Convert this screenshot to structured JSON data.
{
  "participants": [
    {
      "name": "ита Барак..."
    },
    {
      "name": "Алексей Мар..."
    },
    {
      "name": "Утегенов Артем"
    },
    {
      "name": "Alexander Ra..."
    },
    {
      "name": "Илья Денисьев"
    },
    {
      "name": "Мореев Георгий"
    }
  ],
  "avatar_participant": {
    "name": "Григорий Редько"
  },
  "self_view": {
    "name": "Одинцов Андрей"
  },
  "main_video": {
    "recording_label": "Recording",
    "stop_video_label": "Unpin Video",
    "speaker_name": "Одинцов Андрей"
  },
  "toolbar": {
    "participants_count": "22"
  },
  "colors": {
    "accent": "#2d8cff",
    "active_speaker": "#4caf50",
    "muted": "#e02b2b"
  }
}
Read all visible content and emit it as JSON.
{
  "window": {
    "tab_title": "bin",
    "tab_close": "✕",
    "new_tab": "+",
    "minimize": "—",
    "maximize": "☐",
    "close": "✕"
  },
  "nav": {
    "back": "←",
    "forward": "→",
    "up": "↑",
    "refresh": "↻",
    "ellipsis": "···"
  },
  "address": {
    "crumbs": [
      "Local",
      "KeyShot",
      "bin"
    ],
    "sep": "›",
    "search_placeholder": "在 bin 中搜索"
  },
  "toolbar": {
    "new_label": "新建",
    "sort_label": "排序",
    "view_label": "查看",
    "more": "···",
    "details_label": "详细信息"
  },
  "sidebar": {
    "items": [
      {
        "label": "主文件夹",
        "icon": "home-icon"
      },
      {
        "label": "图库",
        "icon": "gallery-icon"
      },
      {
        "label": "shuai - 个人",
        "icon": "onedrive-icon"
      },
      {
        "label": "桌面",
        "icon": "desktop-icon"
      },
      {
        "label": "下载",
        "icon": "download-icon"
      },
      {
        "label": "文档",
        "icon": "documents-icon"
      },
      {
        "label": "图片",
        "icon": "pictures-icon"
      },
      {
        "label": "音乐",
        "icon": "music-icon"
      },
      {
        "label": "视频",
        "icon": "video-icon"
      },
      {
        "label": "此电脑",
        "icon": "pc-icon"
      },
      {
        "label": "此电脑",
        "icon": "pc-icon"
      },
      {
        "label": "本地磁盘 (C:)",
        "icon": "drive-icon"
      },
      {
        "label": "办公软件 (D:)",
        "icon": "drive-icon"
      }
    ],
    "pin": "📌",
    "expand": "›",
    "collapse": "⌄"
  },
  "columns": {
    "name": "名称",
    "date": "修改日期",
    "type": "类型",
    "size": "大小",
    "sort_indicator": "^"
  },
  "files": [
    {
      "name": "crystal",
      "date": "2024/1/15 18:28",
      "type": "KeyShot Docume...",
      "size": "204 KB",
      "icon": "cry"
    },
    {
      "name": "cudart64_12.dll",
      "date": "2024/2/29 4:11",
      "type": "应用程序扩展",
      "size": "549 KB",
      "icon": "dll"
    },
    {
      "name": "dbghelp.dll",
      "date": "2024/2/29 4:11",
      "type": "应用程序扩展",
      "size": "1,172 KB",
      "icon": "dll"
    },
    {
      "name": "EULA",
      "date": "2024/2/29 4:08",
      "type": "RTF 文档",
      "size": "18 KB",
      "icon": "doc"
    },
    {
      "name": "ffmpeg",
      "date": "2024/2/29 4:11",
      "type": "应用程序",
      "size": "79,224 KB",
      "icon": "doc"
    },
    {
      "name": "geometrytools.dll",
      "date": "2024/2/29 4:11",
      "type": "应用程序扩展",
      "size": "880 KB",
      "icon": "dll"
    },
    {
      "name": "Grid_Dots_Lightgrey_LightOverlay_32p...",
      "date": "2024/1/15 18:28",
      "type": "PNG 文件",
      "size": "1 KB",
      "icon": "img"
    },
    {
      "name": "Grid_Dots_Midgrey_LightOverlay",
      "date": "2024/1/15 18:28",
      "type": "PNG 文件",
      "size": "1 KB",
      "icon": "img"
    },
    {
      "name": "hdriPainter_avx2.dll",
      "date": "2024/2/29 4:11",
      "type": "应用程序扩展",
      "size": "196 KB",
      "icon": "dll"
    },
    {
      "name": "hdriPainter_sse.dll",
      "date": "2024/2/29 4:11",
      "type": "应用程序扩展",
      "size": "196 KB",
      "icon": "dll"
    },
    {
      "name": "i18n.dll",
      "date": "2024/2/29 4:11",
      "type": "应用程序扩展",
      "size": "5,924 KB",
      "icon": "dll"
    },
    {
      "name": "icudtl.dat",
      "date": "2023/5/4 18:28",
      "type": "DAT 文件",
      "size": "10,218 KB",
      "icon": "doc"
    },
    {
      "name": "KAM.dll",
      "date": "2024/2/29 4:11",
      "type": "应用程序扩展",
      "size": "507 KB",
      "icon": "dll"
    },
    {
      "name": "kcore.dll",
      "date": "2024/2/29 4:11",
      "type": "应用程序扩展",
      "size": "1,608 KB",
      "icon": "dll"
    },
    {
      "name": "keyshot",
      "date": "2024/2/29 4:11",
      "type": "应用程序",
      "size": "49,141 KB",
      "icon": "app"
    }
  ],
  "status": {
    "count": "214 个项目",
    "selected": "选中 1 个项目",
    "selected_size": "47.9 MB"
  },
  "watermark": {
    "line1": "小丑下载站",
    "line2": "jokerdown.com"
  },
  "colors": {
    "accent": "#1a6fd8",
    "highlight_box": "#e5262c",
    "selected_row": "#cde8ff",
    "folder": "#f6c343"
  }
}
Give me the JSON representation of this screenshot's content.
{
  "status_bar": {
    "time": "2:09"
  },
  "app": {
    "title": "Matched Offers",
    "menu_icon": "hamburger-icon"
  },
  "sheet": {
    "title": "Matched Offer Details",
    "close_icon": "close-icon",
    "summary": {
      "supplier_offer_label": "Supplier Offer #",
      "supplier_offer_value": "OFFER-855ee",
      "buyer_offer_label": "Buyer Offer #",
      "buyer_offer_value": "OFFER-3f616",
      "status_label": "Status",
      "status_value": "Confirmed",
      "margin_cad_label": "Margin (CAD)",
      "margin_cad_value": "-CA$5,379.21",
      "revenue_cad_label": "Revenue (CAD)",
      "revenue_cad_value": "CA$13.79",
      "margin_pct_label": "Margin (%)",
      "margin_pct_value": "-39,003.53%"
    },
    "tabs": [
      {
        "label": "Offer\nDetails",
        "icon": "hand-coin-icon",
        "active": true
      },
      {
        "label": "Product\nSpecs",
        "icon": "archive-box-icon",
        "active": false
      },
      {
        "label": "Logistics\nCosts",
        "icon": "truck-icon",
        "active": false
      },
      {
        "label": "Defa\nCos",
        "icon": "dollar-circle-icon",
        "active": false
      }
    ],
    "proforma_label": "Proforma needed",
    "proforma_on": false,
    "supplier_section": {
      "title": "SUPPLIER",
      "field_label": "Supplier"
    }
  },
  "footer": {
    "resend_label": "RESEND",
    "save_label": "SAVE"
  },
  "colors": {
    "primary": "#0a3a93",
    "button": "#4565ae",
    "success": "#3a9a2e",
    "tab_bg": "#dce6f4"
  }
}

---

**Exercise details:**
Everything from the line containing "Give me the" to the end of the data above should be quoted exactly, please, both ends included, and nothing outside that span.

**Completed exercise:**
Give me the JSON representation of this screenshot's content.
{
  "status_bar": {
    "time": "2:09"
  },
  "app": {
    "title": "Matched Offers",
    "menu_icon": "hamburger-icon"
  },
  "sheet": {
    "title": "Matched Offer Details",
    "close_icon": "close-icon",
    "summary": {
      "supplier_offer_label": "Supplier Offer #",
      "supplier_offer_value": "OFFER-855ee",
      "buyer_offer_label": "Buyer Offer #",
      "buyer_offer_value": "OFFER-3f616",
      "status_label": "Status",
      "status_value": "Confirmed",
      "margin_cad_label": "Margin (CAD)",
      "margin_cad_value": "-CA$5,379.21",
      "revenue_cad_label": "Revenue (CAD)",
      "revenue_cad_value": "CA$13.79",
      "margin_pct_label": "Margin (%)",
      "margin_pct_value": "-39,003.53%"
    },
    "tabs": [
      {
        "label": "Offer\nDetails",
        "icon": "hand-coin-icon",
        "active": true
      },
      {
        "label": "Product\nSpecs",
        "icon": "archive-box-icon",
        "active": false
      },
      {
        "label": "Logistics\nCosts",
        "icon": "truck-icon",
        "active": false
      },
      {
        "label": "Defa\nCos",
        "icon": "dollar-circle-icon",
        "active": false
      }
    ],
    "proforma_label": "Proforma needed",
    "proforma_on": false,
    "supplier_section": {
      "title": "SUPPLIER",
      "field_label": "Supplier"
    }
  },
  "footer": {
    "resend_label": "RESEND",
    "save_label": "SAVE"
  },
  "colors": {
    "primary": "#0a3a93",
    "button": "#4565ae",
    "success": "#3a9a2e",
    "tab_bg": "#dce6f4"
  }
}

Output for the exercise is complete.